(Items from a dataset)
--- Start ---

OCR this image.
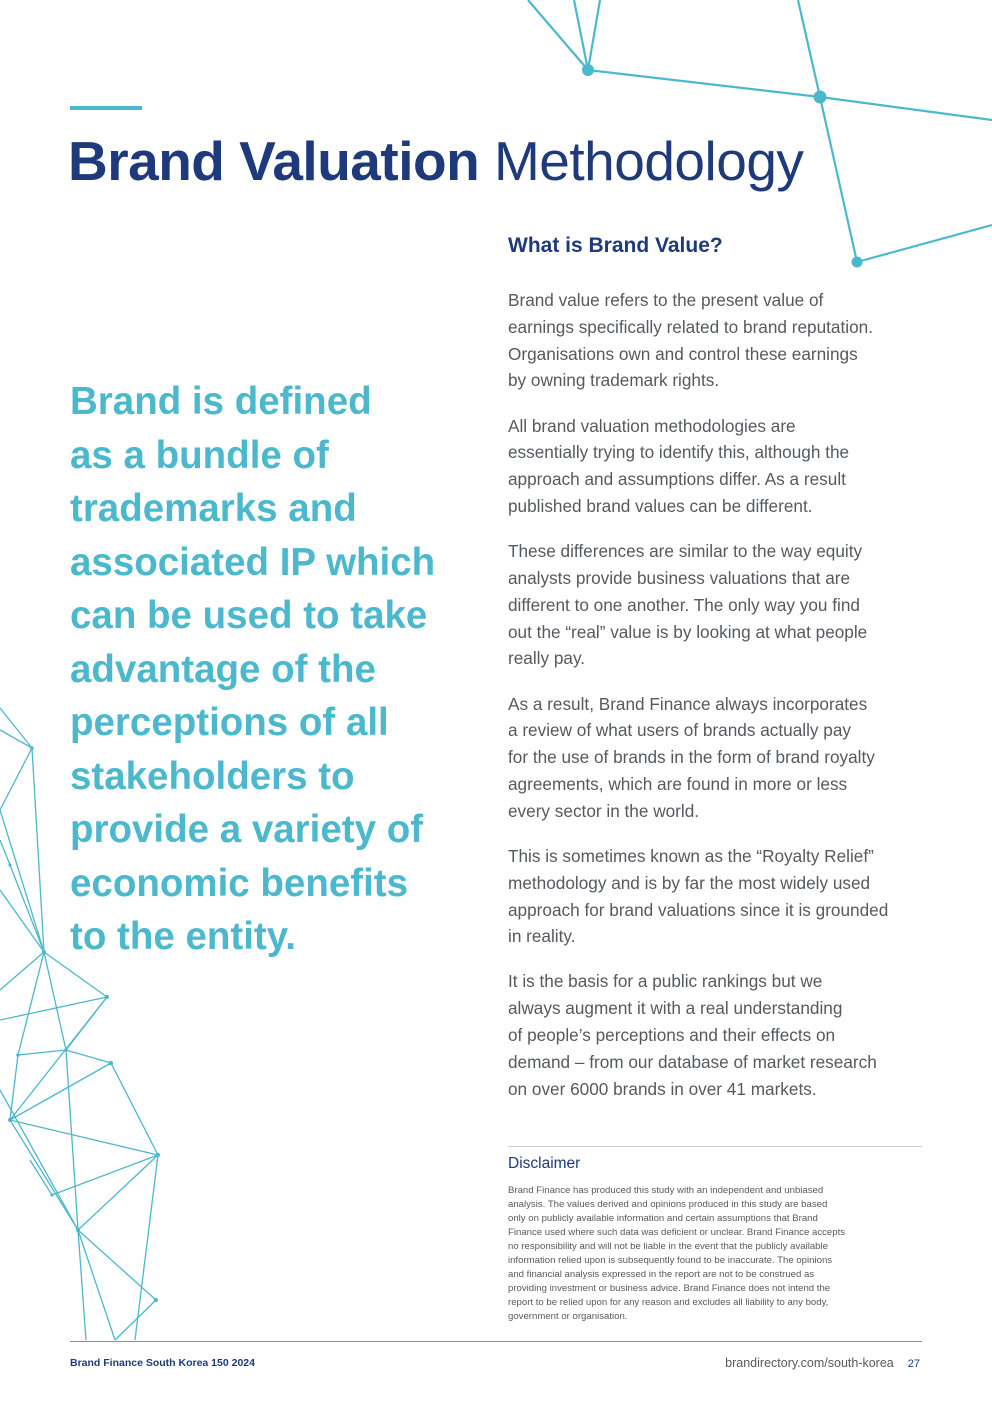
Brand Valuation Methodology
Brand is defined
as a bundle of
trademarks and
associated IP which
can be used to take
advantage of the
perceptions of all
stakeholders to
provide a variety of
economic benefits
to the entity.
What is Brand Value?

Brand value refers to the present value of
earnings specifically related to brand reputation.
Organisations own and control these earnings
by owning trademark rights.

All brand valuation methodologies are
essentially trying to identify this, although the
approach and assumptions differ. As a result
published brand values can be different.

These differences are similar to the way equity
analysts provide business valuations that are
different to one another. The only way you find
out the “real” value is by looking at what people
really pay.

As a result, Brand Finance always incorporates
a review of what users of brands actually pay
for the use of brands in the form of brand royalty
agreements, which are found in more or less
every sector in the world.

This is sometimes known as the “Royalty Relief”
methodology and is by far the most widely used
approach for brand valuations since it is grounded
in reality.

It is the basis for a public rankings but we
always augment it with a real understanding
of people’s perceptions and their effects on
demand – from our database of market research
on over 6000 brands in over 41 markets.

Disclaimer
Brand Finance has produced this study with an independent and unbiased
analysis. The values derived and opinions produced in this study are based
only on publicly available information and certain assumptions that Brand
Finance used where such data was deficient or unclear. Brand Finance accepts
no responsibility and will not be liable in the event that the publicly available
information relied upon is subsequently found to be inaccurate. The opinions
and financial analysis expressed in the report are not to be construed as
providing investment or business advice. Brand Finance does not intend the
report to be relied upon for any reason and excludes all liability to any body,
government or organisation.
Brand Finance South Korea 150 2024	brandirectory.com/south-korea 27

--- End ---

**SET TASK**
Find every line in the records that has the string "with", then state how many there are and nothing else.

**FINAL RESULT**
2